Each entry here needs to be set down again exactly, please; pictures are left out.

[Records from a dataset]
● ● ● ● ●

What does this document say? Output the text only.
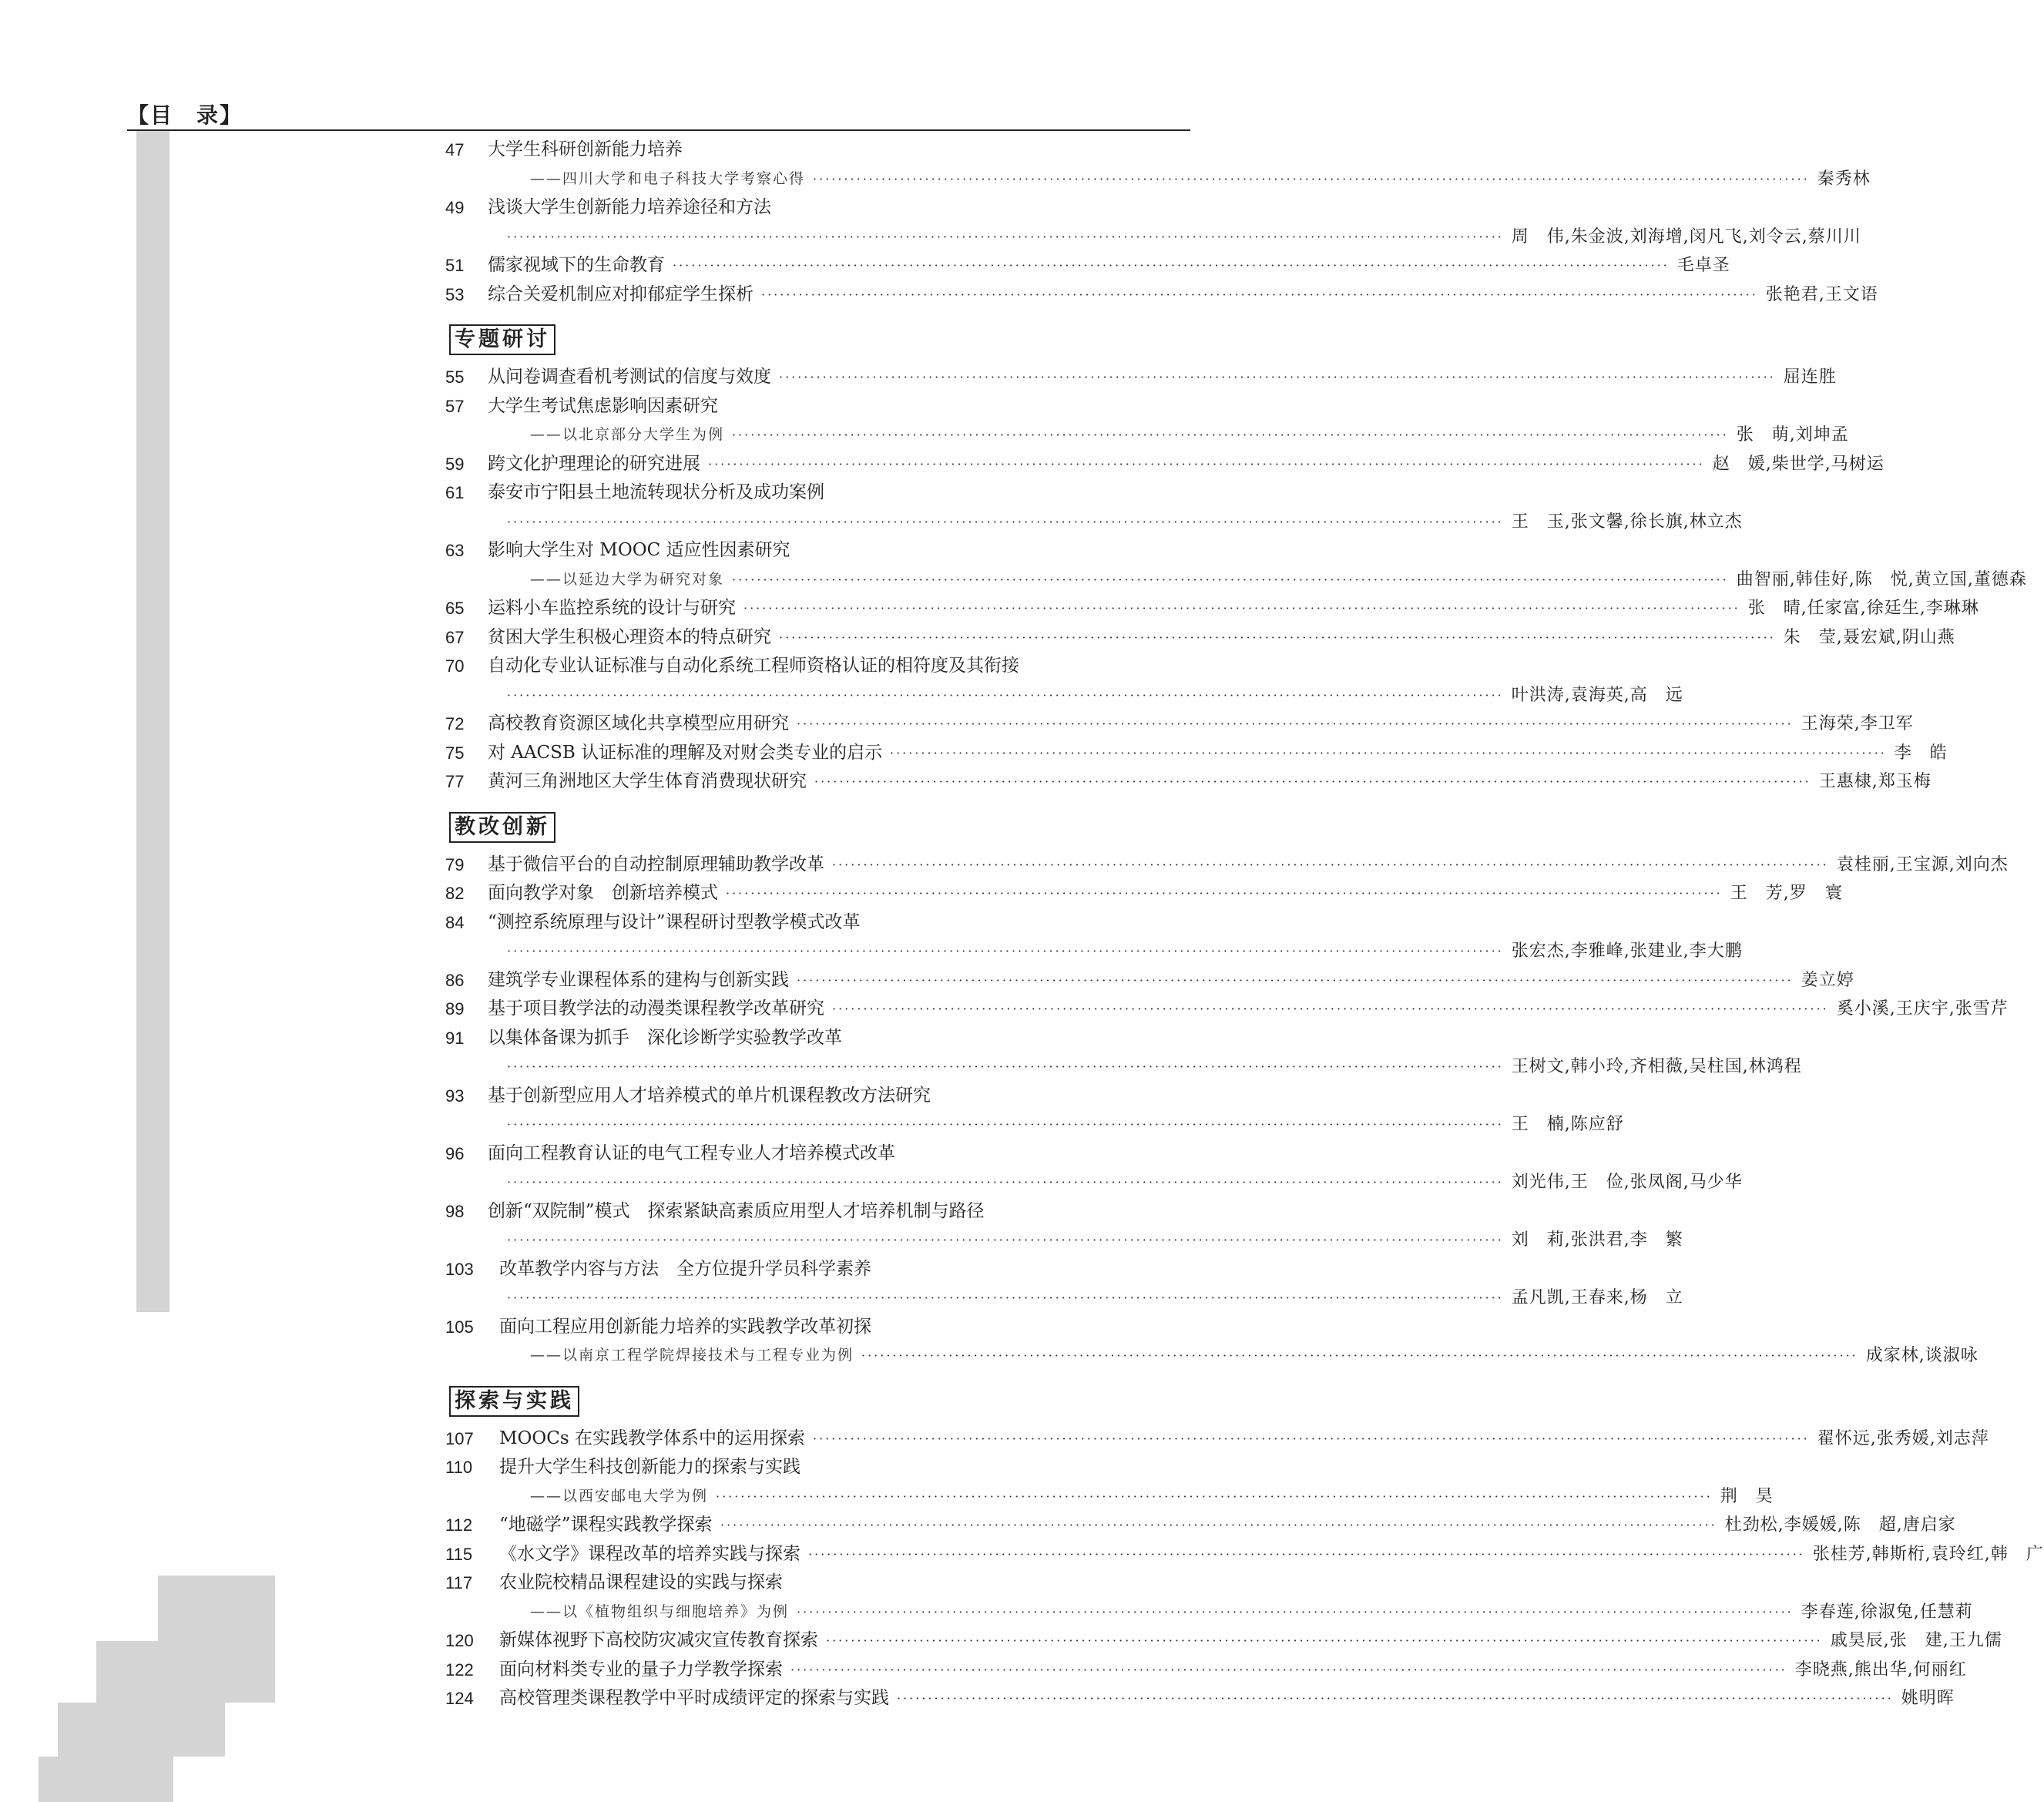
【目　录】
47 大学生科研创新能力培养
——四川大学和电子科技大学考察心得 ································································································································································ 秦秀林
49 浅谈大学生创新能力培养途径和方法
································································································································································ 周　伟,朱金波,刘海增,闵凡飞,刘令云,蔡川川
51 儒家视域下的生命教育 ································································································································································ 毛卓圣
53 综合关爱机制应对抑郁症学生探析 ································································································································································ 张艳君,王文语
专题研讨
55 从问卷调查看机考测试的信度与效度 ································································································································································ 屈连胜
57 大学生考试焦虑影响因素研究
——以北京部分大学生为例 ································································································································································ 张　萌,刘坤孟
59 跨文化护理理论的研究进展 ································································································································································ 赵　媛,柴世学,马树运
61 泰安市宁阳县土地流转现状分析及成功案例
································································································································································ 王　玉,张文馨,徐长旗,林立杰
63 影响大学生对 MOOC 适应性因素研究
——以延边大学为研究对象 ································································································································································ 曲智丽,韩佳好,陈　悦,黄立国,董德森
65 运料小车监控系统的设计与研究 ································································································································································ 张　晴,任家富,徐廷生,李琳琳
67 贫困大学生积极心理资本的特点研究 ································································································································································ 朱　莹,聂宏斌,阴山燕
70 自动化专业认证标准与自动化系统工程师资格认证的相符度及其衔接
································································································································································ 叶洪涛,袁海英,高　远
72 高校教育资源区域化共享模型应用研究 ································································································································································ 王海荣,李卫军
75 对 AACSB 认证标准的理解及对财会类专业的启示 ································································································································································ 李　皓
77 黄河三角洲地区大学生体育消费现状研究 ································································································································································ 王惠棣,郑玉梅
教改创新
79 基于微信平台的自动控制原理辅助教学改革 ································································································································································ 袁桂丽,王宝源,刘向杰
82 面向教学对象　创新培养模式 ································································································································································ 王　芳,罗　寰
84 “测控系统原理与设计”课程研讨型教学模式改革
································································································································································ 张宏杰,李雅峰,张建业,李大鹏
86 建筑学专业课程体系的建构与创新实践 ································································································································································ 姜立婷
89 基于项目教学法的动漫类课程教学改革研究 ································································································································································ 奚小溪,王庆宇,张雪芹
91 以集体备课为抓手　深化诊断学实验教学改革
································································································································································ 王树文,韩小玲,齐相薇,吴柱国,林鸿程
93 基于创新型应用人才培养模式的单片机课程教改方法研究
································································································································································ 王　楠,陈应舒
96 面向工程教育认证的电气工程专业人才培养模式改革
································································································································································ 刘光伟,王　俭,张凤阁,马少华
98 创新“双院制”模式　探索紧缺高素质应用型人才培养机制与路径
································································································································································ 刘　莉,张洪君,李　繁
103 改革教学内容与方法　全方位提升学员科学素养
································································································································································ 孟凡凯,王春来,杨　立
105 面向工程应用创新能力培养的实践教学改革初探
——以南京工程学院焊接技术与工程专业为例 ································································································································································ 成家林,谈淑咏
探索与实践
107 MOOCs 在实践教学体系中的运用探索 ································································································································································ 翟怀远,张秀媛,刘志萍
110 提升大学生科技创新能力的探索与实践
——以西安邮电大学为例 ································································································································································ 荆　昊
112 “地磁学”课程实践教学探索 ································································································································································ 杜劲松,李媛媛,陈　超,唐启家
115 《水文学》课程改革的培养实践与探索 ································································································································································ 张桂芳,韩斯桁,袁玲红,韩　广
117 农业院校精品课程建设的实践与探索
——以《植物组织与细胞培养》为例 ································································································································································ 李春莲,徐淑兔,任慧莉
120 新媒体视野下高校防灾减灾宣传教育探索 ································································································································································ 戚昊辰,张　建,王九儒
122 面向材料类专业的量子力学教学探索 ································································································································································ 李晓燕,熊出华,何丽红
124 高校管理类课程教学中平时成绩评定的探索与实践 ································································································································································ 姚明晖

● ● ● ● ●

• _Task result_
What does this document say? Output the text only.
【目　录】
47 大学生科研创新能力培养
——四川大学和电子科技大学考察心得 ································································································································································ 秦秀林
49 浅谈大学生创新能力培养途径和方法
································································································································································ 周　伟,朱金波,刘海增,闵凡飞,刘令云,蔡川川
51 儒家视域下的生命教育 ································································································································································ 毛卓圣
53 综合关爱机制应对抑郁症学生探析 ································································································································································ 张艳君,王文语
专题研讨
55 从问卷调查看机考测试的信度与效度 ································································································································································ 屈连胜
57 大学生考试焦虑影响因素研究
——以北京部分大学生为例 ································································································································································ 张　萌,刘坤孟
59 跨文化护理理论的研究进展 ································································································································································ 赵　媛,柴世学,马树运
61 泰安市宁阳县土地流转现状分析及成功案例
································································································································································ 王　玉,张文馨,徐长旗,林立杰
63 影响大学生对 MOOC 适应性因素研究
——以延边大学为研究对象 ································································································································································ 曲智丽,韩佳好,陈　悦,黄立国,董德森
65 运料小车监控系统的设计与研究 ································································································································································ 张　晴,任家富,徐廷生,李琳琳
67 贫困大学生积极心理资本的特点研究 ································································································································································ 朱　莹,聂宏斌,阴山燕
70 自动化专业认证标准与自动化系统工程师资格认证的相符度及其衔接
································································································································································ 叶洪涛,袁海英,高　远
72 高校教育资源区域化共享模型应用研究 ································································································································································ 王海荣,李卫军
75 对 AACSB 认证标准的理解及对财会类专业的启示 ································································································································································ 李　皓
77 黄河三角洲地区大学生体育消费现状研究 ································································································································································ 王惠棣,郑玉梅
教改创新
79 基于微信平台的自动控制原理辅助教学改革 ································································································································································ 袁桂丽,王宝源,刘向杰
82 面向教学对象　创新培养模式 ································································································································································ 王　芳,罗　寰
84 “测控系统原理与设计”课程研讨型教学模式改革
································································································································································ 张宏杰,李雅峰,张建业,李大鹏
86 建筑学专业课程体系的建构与创新实践 ································································································································································ 姜立婷
89 基于项目教学法的动漫类课程教学改革研究 ································································································································································ 奚小溪,王庆宇,张雪芹
91 以集体备课为抓手　深化诊断学实验教学改革
································································································································································ 王树文,韩小玲,齐相薇,吴柱国,林鸿程
93 基于创新型应用人才培养模式的单片机课程教改方法研究
································································································································································ 王　楠,陈应舒
96 面向工程教育认证的电气工程专业人才培养模式改革
································································································································································ 刘光伟,王　俭,张凤阁,马少华
98 创新“双院制”模式　探索紧缺高素质应用型人才培养机制与路径
································································································································································ 刘　莉,张洪君,李　繁
103 改革教学内容与方法　全方位提升学员科学素养
································································································································································ 孟凡凯,王春来,杨　立
105 面向工程应用创新能力培养的实践教学改革初探
——以南京工程学院焊接技术与工程专业为例 ································································································································································ 成家林,谈淑咏
探索与实践
107 MOOCs 在实践教学体系中的运用探索 ································································································································································ 翟怀远,张秀媛,刘志萍
110 提升大学生科技创新能力的探索与实践
——以西安邮电大学为例 ································································································································································ 荆　昊
112 “地磁学”课程实践教学探索 ································································································································································ 杜劲松,李媛媛,陈　超,唐启家
115 《水文学》课程改革的培养实践与探索 ································································································································································ 张桂芳,韩斯桁,袁玲红,韩　广
117 农业院校精品课程建设的实践与探索
——以《植物组织与细胞培养》为例 ································································································································································ 李春莲,徐淑兔,任慧莉
120 新媒体视野下高校防灾减灾宣传教育探索 ································································································································································ 戚昊辰,张　建,王九儒
122 面向材料类专业的量子力学教学探索 ································································································································································ 李晓燕,熊出华,何丽红
124 高校管理类课程教学中平时成绩评定的探索与实践 ································································································································································ 姚明晖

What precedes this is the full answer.